Exercise brief. Each line should be copied exactly.

--- Data for this exercise ---

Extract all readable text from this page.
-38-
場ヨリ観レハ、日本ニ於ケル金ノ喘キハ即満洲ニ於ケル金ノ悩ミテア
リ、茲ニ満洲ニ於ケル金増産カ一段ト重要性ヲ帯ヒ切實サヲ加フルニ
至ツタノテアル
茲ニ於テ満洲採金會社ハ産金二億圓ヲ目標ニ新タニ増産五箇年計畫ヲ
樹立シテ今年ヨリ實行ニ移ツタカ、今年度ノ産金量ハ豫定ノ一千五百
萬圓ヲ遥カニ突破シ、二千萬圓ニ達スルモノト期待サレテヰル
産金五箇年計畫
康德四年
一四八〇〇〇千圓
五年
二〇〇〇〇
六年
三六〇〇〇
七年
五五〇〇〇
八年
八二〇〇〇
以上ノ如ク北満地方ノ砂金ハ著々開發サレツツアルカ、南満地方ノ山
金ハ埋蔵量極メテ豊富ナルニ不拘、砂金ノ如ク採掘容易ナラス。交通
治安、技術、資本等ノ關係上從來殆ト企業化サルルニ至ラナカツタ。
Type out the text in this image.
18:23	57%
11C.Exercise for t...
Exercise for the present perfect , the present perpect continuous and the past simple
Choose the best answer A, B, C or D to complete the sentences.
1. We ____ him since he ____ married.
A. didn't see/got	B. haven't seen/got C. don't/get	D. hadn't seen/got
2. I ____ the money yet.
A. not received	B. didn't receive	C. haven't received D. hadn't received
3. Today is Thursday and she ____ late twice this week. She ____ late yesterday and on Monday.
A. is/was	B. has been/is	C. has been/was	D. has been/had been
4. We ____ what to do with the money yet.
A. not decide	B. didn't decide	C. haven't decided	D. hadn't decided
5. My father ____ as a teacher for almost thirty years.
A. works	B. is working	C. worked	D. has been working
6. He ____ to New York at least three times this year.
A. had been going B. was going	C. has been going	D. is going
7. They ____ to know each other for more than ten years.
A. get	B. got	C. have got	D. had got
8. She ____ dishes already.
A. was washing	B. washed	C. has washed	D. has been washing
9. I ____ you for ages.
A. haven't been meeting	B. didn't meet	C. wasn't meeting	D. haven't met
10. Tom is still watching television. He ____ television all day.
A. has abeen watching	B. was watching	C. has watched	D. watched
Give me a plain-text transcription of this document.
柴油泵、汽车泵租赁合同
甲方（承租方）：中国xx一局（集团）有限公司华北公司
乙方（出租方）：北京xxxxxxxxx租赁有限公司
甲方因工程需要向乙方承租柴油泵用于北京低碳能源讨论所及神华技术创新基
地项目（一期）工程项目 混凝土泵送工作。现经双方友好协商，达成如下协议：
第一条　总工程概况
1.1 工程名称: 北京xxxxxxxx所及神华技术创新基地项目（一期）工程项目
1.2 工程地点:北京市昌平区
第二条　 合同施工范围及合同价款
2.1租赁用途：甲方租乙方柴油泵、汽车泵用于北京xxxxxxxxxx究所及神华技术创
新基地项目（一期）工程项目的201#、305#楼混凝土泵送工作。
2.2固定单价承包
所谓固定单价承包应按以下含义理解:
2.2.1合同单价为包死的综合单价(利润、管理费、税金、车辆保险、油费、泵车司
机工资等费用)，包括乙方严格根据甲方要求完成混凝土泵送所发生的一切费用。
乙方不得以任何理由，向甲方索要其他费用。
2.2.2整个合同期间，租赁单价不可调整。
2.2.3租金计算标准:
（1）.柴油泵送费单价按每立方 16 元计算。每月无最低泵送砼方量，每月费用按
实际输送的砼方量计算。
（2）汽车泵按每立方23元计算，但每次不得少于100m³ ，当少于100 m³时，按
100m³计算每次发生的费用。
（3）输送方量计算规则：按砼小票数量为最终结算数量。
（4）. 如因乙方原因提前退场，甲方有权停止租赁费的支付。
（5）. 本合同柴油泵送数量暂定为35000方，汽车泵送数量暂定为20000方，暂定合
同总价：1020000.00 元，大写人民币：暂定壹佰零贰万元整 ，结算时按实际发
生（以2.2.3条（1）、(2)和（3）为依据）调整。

---

Correct response.
Extract all readable text from this page.
-38-
場ヨリ観レハ、日本ニ於ケル金ノ喘キハ即満洲ニ於ケル金ノ悩ミテア
リ、茲ニ満洲ニ於ケル金増産カ一段ト重要性ヲ帯ヒ切實サヲ加フルニ
至ツタノテアル
茲ニ於テ満洲採金會社ハ産金二億圓ヲ目標ニ新タニ増産五箇年計畫ヲ
樹立シテ今年ヨリ實行ニ移ツタカ、今年度ノ産金量ハ豫定ノ一千五百
萬圓ヲ遥カニ突破シ、二千萬圓ニ達スルモノト期待サレテヰル
産金五箇年計畫
康德四年
一四八〇〇〇千圓
五年
二〇〇〇〇
六年
三六〇〇〇
七年
五五〇〇〇
八年
八二〇〇〇
以上ノ如ク北満地方ノ砂金ハ著々開發サレツツアルカ、南満地方ノ山
金ハ埋蔵量極メテ豊富ナルニ不拘、砂金ノ如ク採掘容易ナラス。交通
治安、技術、資本等ノ關係上從來殆ト企業化サルルニ至ラナカツタ。
Type out the text in this image.
18:23	57%
11C.Exercise for t...
Exercise for the present perfect , the present perpect continuous and the past simple
Choose the best answer A, B, C or D to complete the sentences.
1. We ____ him since he ____ married.
A. didn't see/got	B. haven't seen/got C. don't/get	D. hadn't seen/got
2. I ____ the money yet.
A. not received	B. didn't receive	C. haven't received D. hadn't received
3. Today is Thursday and she ____ late twice this week. She ____ late yesterday and on Monday.
A. is/was	B. has been/is	C. has been/was	D. has been/had been
4. We ____ what to do with the money yet.
A. not decide	B. didn't decide	C. haven't decided	D. hadn't decided
5. My father ____ as a teacher for almost thirty years.
A. works	B. is working	C. worked	D. has been working
6. He ____ to New York at least three times this year.
A. had been going B. was going	C. has been going	D. is going
7. They ____ to know each other for more than ten years.
A. get	B. got	C. have got	D. had got
8. She ____ dishes already.
A. was washing	B. washed	C. has washed	D. has been washing
9. I ____ you for ages.
A. haven't been meeting	B. didn't meet	C. wasn't meeting	D. haven't met
10. Tom is still watching television. He ____ television all day.
A. has abeen watching	B. was watching	C. has watched	D. watched
Give me a plain-text transcription of this document.
柴油泵、汽车泵租赁合同
甲方（承租方）：中国xx一局（集团）有限公司华北公司
乙方（出租方）：北京xxxxxxxxx租赁有限公司
甲方因工程需要向乙方承租柴油泵用于北京低碳能源讨论所及神华技术创新基
地项目（一期）工程项目 混凝土泵送工作。现经双方友好协商，达成如下协议：
第一条　总工程概况
1.1 工程名称: 北京xxxxxxxx所及神华技术创新基地项目（一期）工程项目
1.2 工程地点:北京市昌平区
第二条　 合同施工范围及合同价款
2.1租赁用途：甲方租乙方柴油泵、汽车泵用于北京xxxxxxxxxx究所及神华技术创
新基地项目（一期）工程项目的201#、305#楼混凝土泵送工作。
2.2固定单价承包
所谓固定单价承包应按以下含义理解:
2.2.1合同单价为包死的综合单价(利润、管理费、税金、车辆保险、油费、泵车司
机工资等费用)，包括乙方严格根据甲方要求完成混凝土泵送所发生的一切费用。
乙方不得以任何理由，向甲方索要其他费用。
2.2.2整个合同期间，租赁单价不可调整。
2.2.3租金计算标准:
（1）.柴油泵送费单价按每立方 16 元计算。每月无最低泵送砼方量，每月费用按
实际输送的砼方量计算。
（2）汽车泵按每立方23元计算，但每次不得少于100m³ ，当少于100 m³时，按
100m³计算每次发生的费用。
（3）输送方量计算规则：按砼小票数量为最终结算数量。
（4）. 如因乙方原因提前退场，甲方有权停止租赁费的支付。
（5）. 本合同柴油泵送数量暂定为35000方，汽车泵送数量暂定为20000方，暂定合
同总价：1020000.00 元，大写人民币：暂定壹佰零贰万元整 ，结算时按实际发
生（以2.2.3条（1）、(2)和（3）为依据）调整。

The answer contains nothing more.